[start of TASK MATERIAL]

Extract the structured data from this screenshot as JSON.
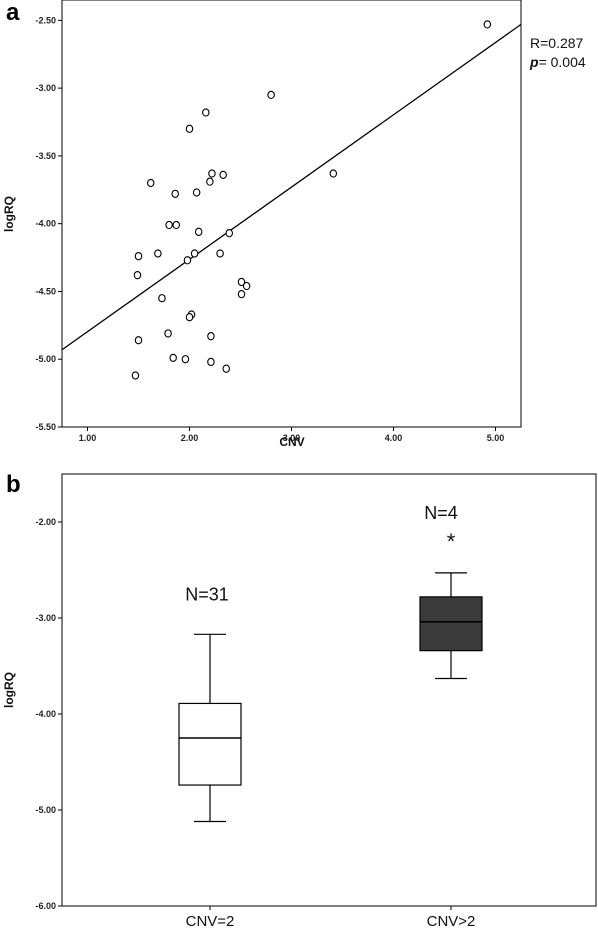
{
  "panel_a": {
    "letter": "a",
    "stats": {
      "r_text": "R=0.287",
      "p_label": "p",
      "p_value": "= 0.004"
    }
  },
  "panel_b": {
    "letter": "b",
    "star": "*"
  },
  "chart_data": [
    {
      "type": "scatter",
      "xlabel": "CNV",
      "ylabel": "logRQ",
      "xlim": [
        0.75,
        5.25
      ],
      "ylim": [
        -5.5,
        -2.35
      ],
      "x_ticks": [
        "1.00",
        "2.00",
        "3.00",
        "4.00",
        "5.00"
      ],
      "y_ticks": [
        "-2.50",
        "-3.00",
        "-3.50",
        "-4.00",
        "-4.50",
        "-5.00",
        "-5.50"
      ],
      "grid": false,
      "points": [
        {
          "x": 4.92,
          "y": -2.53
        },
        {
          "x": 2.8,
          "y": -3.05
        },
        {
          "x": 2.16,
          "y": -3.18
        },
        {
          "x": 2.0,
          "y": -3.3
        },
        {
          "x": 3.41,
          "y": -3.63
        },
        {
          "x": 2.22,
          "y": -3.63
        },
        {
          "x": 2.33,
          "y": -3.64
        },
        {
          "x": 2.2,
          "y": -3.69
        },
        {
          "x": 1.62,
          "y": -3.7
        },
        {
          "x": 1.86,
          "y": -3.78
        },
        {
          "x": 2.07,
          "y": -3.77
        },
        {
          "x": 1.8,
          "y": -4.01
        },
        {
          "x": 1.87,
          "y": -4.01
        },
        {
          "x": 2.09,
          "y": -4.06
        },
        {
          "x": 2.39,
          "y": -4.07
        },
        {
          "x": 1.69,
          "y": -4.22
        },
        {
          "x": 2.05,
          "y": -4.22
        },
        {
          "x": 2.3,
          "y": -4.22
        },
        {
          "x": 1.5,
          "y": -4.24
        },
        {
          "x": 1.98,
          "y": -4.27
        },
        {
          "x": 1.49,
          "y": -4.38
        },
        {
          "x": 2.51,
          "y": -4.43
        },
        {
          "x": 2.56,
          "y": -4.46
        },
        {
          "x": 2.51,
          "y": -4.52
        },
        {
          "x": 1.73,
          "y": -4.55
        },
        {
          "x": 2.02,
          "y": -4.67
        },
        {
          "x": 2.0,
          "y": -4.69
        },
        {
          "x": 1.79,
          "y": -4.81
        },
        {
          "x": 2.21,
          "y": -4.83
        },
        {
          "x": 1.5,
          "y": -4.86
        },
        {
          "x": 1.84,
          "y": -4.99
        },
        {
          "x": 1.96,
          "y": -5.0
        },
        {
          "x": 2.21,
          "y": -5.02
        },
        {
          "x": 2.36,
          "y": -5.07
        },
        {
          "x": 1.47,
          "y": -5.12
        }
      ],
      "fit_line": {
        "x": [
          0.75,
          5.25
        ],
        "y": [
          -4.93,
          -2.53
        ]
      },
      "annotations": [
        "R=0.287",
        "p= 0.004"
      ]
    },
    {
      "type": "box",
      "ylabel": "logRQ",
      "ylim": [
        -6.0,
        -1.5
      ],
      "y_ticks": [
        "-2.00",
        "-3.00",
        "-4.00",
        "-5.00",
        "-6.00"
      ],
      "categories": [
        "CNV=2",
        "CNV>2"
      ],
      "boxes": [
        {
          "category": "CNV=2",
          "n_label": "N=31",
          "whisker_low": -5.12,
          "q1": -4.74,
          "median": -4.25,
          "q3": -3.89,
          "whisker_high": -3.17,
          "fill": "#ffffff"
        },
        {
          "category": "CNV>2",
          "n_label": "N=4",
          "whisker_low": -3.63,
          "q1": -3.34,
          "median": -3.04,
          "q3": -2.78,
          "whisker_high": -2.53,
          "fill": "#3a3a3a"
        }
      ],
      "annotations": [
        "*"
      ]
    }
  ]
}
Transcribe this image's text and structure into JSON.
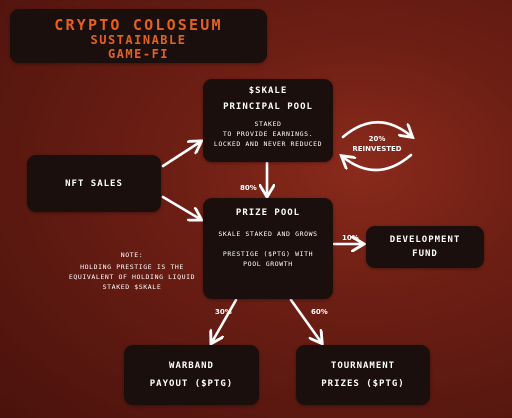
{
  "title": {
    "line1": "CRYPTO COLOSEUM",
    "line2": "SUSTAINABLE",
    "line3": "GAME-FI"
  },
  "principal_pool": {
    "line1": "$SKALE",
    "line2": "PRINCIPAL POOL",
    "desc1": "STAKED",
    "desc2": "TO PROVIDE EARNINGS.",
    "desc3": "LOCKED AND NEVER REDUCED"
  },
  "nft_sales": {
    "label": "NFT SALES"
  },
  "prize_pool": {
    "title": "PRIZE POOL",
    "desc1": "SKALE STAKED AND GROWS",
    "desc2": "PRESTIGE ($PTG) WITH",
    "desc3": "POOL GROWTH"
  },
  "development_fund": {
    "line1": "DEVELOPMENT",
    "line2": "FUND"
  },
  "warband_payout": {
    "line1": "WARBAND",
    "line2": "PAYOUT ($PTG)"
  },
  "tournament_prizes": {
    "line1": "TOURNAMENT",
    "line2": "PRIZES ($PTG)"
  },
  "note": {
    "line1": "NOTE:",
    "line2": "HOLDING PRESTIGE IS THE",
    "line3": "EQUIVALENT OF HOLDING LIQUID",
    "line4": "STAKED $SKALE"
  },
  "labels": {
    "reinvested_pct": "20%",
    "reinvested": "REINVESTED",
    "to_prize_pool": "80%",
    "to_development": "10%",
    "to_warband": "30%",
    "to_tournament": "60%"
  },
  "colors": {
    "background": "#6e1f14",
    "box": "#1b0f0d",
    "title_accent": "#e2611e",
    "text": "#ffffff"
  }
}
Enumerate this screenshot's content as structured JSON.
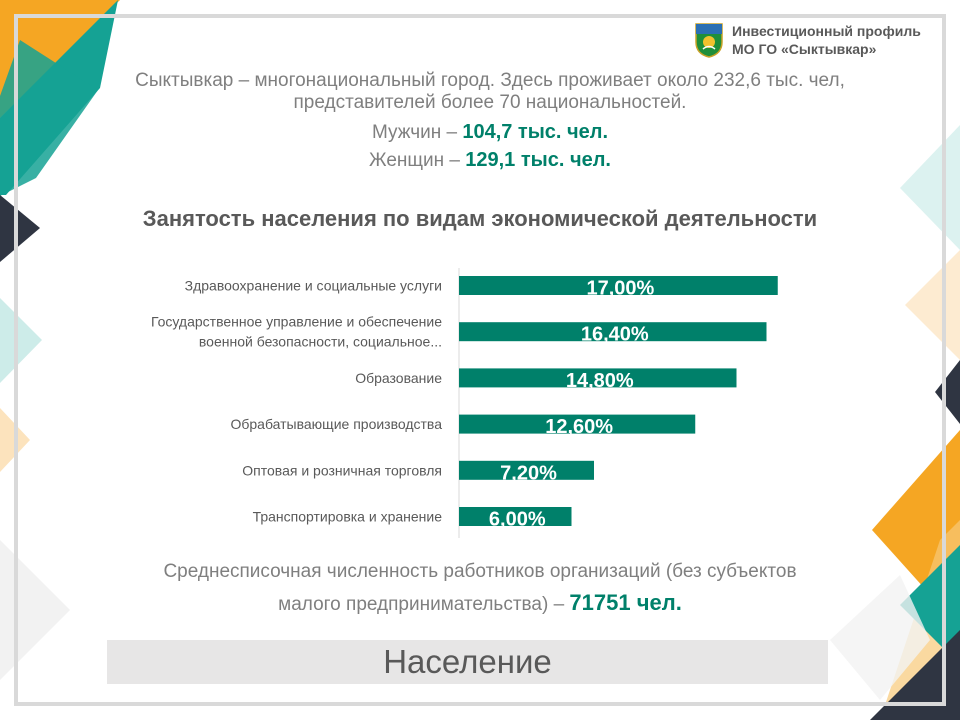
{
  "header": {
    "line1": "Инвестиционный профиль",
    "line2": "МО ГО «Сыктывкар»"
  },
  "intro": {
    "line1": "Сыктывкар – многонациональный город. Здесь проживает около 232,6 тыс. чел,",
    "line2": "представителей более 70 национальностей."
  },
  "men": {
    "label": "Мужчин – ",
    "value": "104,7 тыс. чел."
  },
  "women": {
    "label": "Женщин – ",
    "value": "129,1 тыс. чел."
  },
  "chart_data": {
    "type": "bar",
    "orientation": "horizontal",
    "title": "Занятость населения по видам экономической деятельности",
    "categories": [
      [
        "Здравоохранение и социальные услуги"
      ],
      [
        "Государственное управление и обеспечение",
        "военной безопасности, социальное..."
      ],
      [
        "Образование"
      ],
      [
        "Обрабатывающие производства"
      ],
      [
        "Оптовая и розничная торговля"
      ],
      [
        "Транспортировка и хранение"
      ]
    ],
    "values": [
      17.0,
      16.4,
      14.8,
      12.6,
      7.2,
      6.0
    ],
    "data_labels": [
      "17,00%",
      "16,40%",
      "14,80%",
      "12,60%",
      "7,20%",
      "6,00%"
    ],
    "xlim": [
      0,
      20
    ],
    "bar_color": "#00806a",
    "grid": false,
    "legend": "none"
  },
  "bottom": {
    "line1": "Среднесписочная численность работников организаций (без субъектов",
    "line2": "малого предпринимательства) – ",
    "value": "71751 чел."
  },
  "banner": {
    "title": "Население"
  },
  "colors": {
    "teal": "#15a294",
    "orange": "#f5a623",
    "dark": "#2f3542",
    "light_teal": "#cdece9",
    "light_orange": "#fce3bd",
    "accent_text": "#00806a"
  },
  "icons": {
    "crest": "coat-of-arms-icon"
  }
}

[end of TASK MATERIAL]

## TASK GOAL:
Using the listing above, pick out each line that contains the word "JSON", then copy it.

## OUTPUT OF THE TASK:
Extract the structured data from this screenshot as JSON.
Transcribe this image's text and structure into JSON.
Enumerate this screenshot's content as structured JSON.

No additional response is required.